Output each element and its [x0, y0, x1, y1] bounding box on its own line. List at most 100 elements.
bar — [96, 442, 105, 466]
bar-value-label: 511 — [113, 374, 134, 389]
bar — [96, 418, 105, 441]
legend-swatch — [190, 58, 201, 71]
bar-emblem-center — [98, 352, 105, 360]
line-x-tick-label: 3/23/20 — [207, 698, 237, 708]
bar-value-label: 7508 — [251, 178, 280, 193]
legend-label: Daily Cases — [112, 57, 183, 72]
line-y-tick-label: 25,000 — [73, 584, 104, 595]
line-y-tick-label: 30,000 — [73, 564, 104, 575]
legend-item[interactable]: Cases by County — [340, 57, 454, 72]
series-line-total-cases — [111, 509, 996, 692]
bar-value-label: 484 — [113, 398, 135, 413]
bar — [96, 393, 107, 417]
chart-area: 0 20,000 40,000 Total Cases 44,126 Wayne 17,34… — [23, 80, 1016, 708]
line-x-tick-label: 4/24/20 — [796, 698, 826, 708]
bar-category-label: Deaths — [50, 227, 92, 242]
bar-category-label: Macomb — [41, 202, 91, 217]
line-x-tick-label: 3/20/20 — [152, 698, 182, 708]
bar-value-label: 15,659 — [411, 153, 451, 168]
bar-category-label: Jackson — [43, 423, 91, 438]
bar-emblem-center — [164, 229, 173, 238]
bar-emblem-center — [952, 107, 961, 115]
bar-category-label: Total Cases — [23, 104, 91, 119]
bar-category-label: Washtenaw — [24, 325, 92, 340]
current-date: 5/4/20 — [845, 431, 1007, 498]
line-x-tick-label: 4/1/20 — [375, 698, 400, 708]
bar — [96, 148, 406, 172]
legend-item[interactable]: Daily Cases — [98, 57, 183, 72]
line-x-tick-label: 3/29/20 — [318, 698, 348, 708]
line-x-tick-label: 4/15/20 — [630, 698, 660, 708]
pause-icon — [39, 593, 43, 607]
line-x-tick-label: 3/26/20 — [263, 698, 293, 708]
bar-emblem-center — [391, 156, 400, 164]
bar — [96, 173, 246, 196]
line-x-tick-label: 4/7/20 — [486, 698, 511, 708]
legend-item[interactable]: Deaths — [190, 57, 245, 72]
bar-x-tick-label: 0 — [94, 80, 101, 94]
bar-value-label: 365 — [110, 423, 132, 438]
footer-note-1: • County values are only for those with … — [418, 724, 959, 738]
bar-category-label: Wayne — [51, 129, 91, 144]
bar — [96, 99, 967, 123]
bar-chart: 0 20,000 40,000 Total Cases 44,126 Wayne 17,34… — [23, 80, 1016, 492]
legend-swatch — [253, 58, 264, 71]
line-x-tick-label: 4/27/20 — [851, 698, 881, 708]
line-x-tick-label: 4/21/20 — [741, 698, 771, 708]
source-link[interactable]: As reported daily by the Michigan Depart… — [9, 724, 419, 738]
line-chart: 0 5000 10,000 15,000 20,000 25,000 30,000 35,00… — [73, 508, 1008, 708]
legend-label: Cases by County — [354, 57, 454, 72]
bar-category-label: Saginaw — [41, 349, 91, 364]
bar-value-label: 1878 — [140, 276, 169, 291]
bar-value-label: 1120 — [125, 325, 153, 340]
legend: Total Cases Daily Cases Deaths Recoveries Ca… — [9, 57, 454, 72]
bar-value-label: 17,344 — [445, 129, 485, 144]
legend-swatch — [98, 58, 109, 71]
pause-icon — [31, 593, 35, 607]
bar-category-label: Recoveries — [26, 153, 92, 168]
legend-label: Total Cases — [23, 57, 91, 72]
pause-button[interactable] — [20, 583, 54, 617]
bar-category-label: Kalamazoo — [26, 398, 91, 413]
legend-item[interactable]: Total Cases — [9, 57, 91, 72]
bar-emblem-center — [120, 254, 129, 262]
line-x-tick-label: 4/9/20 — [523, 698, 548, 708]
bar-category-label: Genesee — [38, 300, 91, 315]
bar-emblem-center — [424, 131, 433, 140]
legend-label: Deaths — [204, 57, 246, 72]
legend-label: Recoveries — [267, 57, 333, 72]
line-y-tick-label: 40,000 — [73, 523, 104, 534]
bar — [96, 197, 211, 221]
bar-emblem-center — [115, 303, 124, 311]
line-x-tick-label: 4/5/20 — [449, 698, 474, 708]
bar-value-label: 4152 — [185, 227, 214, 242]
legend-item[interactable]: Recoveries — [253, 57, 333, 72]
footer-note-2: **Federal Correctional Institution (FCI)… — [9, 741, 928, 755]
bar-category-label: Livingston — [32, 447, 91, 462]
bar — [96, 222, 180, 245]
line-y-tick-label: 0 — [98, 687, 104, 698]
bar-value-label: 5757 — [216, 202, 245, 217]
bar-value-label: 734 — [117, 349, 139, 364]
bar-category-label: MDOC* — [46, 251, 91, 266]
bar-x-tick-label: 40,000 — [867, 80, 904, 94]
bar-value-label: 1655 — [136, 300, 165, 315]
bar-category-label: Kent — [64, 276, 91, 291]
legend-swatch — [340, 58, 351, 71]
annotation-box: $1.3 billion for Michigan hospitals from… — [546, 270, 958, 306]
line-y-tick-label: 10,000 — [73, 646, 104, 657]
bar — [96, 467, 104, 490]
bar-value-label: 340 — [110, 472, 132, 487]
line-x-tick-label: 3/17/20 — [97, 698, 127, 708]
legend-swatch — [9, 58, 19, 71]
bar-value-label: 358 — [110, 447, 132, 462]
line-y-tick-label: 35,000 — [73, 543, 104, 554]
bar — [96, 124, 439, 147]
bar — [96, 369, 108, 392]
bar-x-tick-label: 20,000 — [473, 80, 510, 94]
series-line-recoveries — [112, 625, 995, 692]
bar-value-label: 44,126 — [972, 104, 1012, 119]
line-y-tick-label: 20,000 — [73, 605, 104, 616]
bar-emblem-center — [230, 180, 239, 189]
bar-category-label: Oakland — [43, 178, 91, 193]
######
Work to be completed:
Each entry in the data must be copied exactly.

Task solution:
Output each element and its [x0, y0, x1, y1] bounding box on its own line. List at most 100 elements.
bar — [96, 442, 105, 466]
bar-value-label: 511 — [113, 374, 134, 389]
bar — [96, 418, 105, 441]
legend-swatch — [190, 58, 201, 71]
bar-emblem-center — [98, 352, 105, 360]
line-x-tick-label: 3/23/20 — [207, 698, 237, 708]
bar-value-label: 7508 — [251, 178, 280, 193]
legend-label: Daily Cases — [112, 57, 183, 72]
line-y-tick-label: 25,000 — [73, 584, 104, 595]
line-y-tick-label: 30,000 — [73, 564, 104, 575]
legend-item[interactable]: Cases by County — [340, 57, 454, 72]
series-line-total-cases — [111, 509, 996, 692]
bar-value-label: 484 — [113, 398, 135, 413]
bar — [96, 393, 107, 417]
chart-area: 0 20,000 40,000 Total Cases 44,126 Wayne 17,34… — [23, 80, 1016, 708]
line-x-tick-label: 4/24/20 — [796, 698, 826, 708]
bar-category-label: Deaths — [50, 227, 92, 242]
bar-category-label: Macomb — [41, 202, 91, 217]
line-x-tick-label: 3/20/20 — [152, 698, 182, 708]
bar-value-label: 15,659 — [411, 153, 451, 168]
bar-category-label: Jackson — [43, 423, 91, 438]
bar-emblem-center — [164, 229, 173, 238]
bar-emblem-center — [952, 107, 961, 115]
bar-category-label: Total Cases — [23, 104, 91, 119]
bar-category-label: Washtenaw — [24, 325, 92, 340]
current-date: 5/4/20 — [845, 431, 1007, 498]
line-x-tick-label: 4/1/20 — [375, 698, 400, 708]
bar — [96, 148, 406, 172]
legend-item[interactable]: Daily Cases — [98, 57, 183, 72]
line-x-tick-label: 3/29/20 — [318, 698, 348, 708]
line-x-tick-label: 4/15/20 — [630, 698, 660, 708]
pause-icon — [39, 593, 43, 607]
line-x-tick-label: 3/26/20 — [263, 698, 293, 708]
bar-emblem-center — [391, 156, 400, 164]
bar — [96, 173, 246, 196]
line-x-tick-label: 4/7/20 — [486, 698, 511, 708]
legend-item[interactable]: Deaths — [190, 57, 245, 72]
bar-x-tick-label: 0 — [94, 80, 101, 94]
bar-value-label: 365 — [110, 423, 132, 438]
footer-note-1: • County values are only for those with … — [418, 724, 959, 738]
bar-category-label: Wayne — [51, 129, 91, 144]
bar — [96, 99, 967, 123]
bar-chart: 0 20,000 40,000 Total Cases 44,126 Wayne 17,34… — [23, 80, 1016, 492]
legend-swatch — [253, 58, 264, 71]
line-x-tick-label: 4/27/20 — [851, 698, 881, 708]
line-x-tick-label: 4/21/20 — [741, 698, 771, 708]
source-link[interactable]: As reported daily by the Michigan Depart… — [9, 724, 419, 738]
line-chart: 0 5000 10,000 15,000 20,000 25,000 30,000 35,00… — [73, 508, 1008, 708]
legend-label: Cases by County — [354, 57, 454, 72]
bar-category-label: Saginaw — [41, 349, 91, 364]
bar-value-label: 1878 — [140, 276, 169, 291]
bar-value-label: 1120 — [125, 325, 153, 340]
legend: Total Cases Daily Cases Deaths Recoveries Ca… — [9, 57, 454, 72]
bar-value-label: 17,344 — [445, 129, 485, 144]
legend-swatch — [98, 58, 109, 71]
pause-icon — [31, 593, 35, 607]
bar-category-label: Recoveries — [26, 153, 92, 168]
legend-label: Total Cases — [23, 57, 91, 72]
pause-button[interactable] — [20, 583, 54, 617]
bar-category-label: Kalamazoo — [26, 398, 91, 413]
legend-item[interactable]: Total Cases — [9, 57, 91, 72]
bar-emblem-center — [120, 254, 129, 262]
line-x-tick-label: 4/9/20 — [523, 698, 548, 708]
bar-category-label: Genesee — [38, 300, 91, 315]
bar-emblem-center — [424, 131, 433, 140]
legend-label: Deaths — [204, 57, 246, 72]
legend-label: Recoveries — [267, 57, 333, 72]
line-y-tick-label: 40,000 — [73, 523, 104, 534]
bar — [96, 197, 211, 221]
bar-emblem-center — [115, 303, 124, 311]
line-x-tick-label: 4/5/20 — [449, 698, 474, 708]
bar-value-label: 4152 — [185, 227, 214, 242]
legend-item[interactable]: Recoveries — [253, 57, 333, 72]
footer-note-2: **Federal Correctional Institution (FCI)… — [9, 741, 928, 755]
bar-category-label: Livingston — [32, 447, 91, 462]
bar — [96, 222, 180, 245]
line-y-tick-label: 0 — [98, 687, 104, 698]
bar-value-label: 5757 — [216, 202, 245, 217]
bar-value-label: 734 — [117, 349, 139, 364]
bar-category-label: MDOC* — [46, 251, 91, 266]
bar-x-tick-label: 40,000 — [867, 80, 904, 94]
bar-value-label: 1655 — [136, 300, 165, 315]
bar-category-label: Kent — [64, 276, 91, 291]
legend-swatch — [340, 58, 351, 71]
annotation-box: $1.3 billion for Michigan hospitals from… — [546, 270, 958, 306]
line-y-tick-label: 10,000 — [73, 646, 104, 657]
bar — [96, 467, 104, 490]
bar-value-label: 340 — [110, 472, 132, 487]
line-x-tick-label: 3/17/20 — [97, 698, 127, 708]
legend-swatch — [9, 58, 19, 71]
bar-value-label: 358 — [110, 447, 132, 462]
line-y-tick-label: 35,000 — [73, 543, 104, 554]
bar — [96, 124, 439, 147]
bar — [96, 369, 108, 392]
bar-x-tick-label: 20,000 — [473, 80, 510, 94]
series-line-recoveries — [112, 625, 995, 692]
bar-value-label: 44,126 — [972, 104, 1012, 119]
line-y-tick-label: 20,000 — [73, 605, 104, 616]
bar-emblem-center — [230, 180, 239, 189]
bar-category-label: Oakland — [43, 178, 91, 193]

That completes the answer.